[BEGIN RAW RECORDS]

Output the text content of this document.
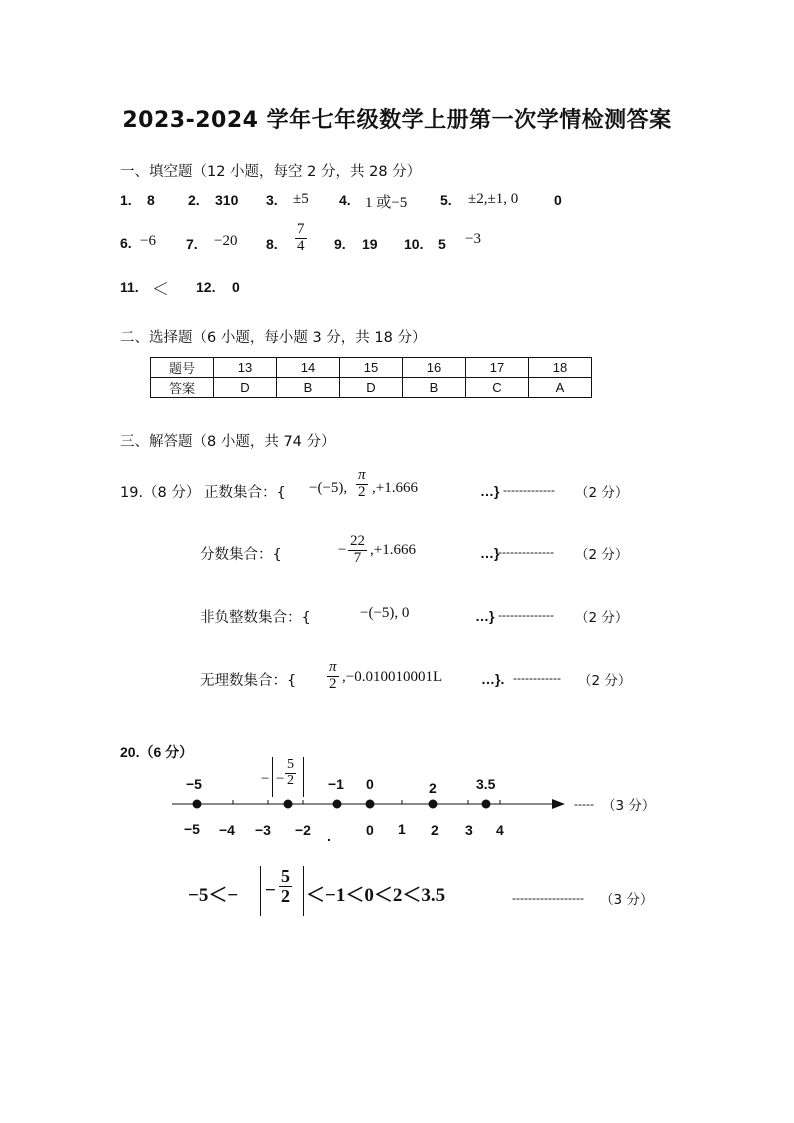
2023-2024 学年七年级数学上册第一次学情检测答案
一、填空题（12 小题，每空 2 分，共 28 分）
1. 8 2. 310 3. ±5 4. 1 或−5 5. ±2,±1, 0	0
6. −6 7. −20 8. $\frac{7}{4} 9$. 19 10. 5 −3
11. ＜ 12. 0
二、选择题（6 小题，每小题 3 分，共 18 分）
题号	13	14	15	16	17	18
答案	D	B	D	B	C	A
三、解答题（8 小题，共 74 分）
19.（8 分） 正数集合：{ −(−5), $\frac{\pi}{2} ,+1.666$	…} ------------- （2 分）
分数集合：{	− $\frac{22}{7} ,+1.666$	…}
-------------- （2 分）
非负整数集合：{	−(−5), 0	…} -------------- （2 分）
无理数集合：{ $\frac{\pi}{2} ,-0.010010001L$	…}. ------------ （2 分）
20.（6 分）
−5	− − $\frac{5}{2} -1$ 0	2	3.5
----- （3 分）
−5 −4 −3 −2 .	0 1 2 3 4
$-5<- - \frac{5}{2} <-1<0<2<3.5$	------------------ （3 分）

[END RAW RECORDS]

• _EXERCISE TASK_
Output the lines above in full and exactly as given, omitting any pictures.

• _ANSWER_
Output the text content of this document.
2023-2024 学年七年级数学上册第一次学情检测答案
一、填空题（12 小题，每空 2 分，共 28 分）
1. 8 2. 310 3. ±5 4. 1 或−5 5. ±2,±1, 0	0
6. −6 7. −20 8. $\frac{7}{4} 9$. 19 10. 5 −3
11. ＜ 12. 0
二、选择题（6 小题，每小题 3 分，共 18 分）
题号	13	14	15	16	17	18
答案	D	B	D	B	C	A
三、解答题（8 小题，共 74 分）
19.（8 分） 正数集合：{ −(−5), $\frac{\pi}{2} ,+1.666$	…} ------------- （2 分）
分数集合：{	− $\frac{22}{7} ,+1.666$	…}
-------------- （2 分）
非负整数集合：{	−(−5), 0	…} -------------- （2 分）
无理数集合：{ $\frac{\pi}{2} ,-0.010010001L$	…}. ------------ （2 分）
20.（6 分）
−5	− − $\frac{5}{2} -1$ 0	2	3.5
----- （3 分）
−5 −4 −3 −2 .	0 1 2 3 4
$-5<- - \frac{5}{2} <-1<0<2<3.5$	------------------ （3 分）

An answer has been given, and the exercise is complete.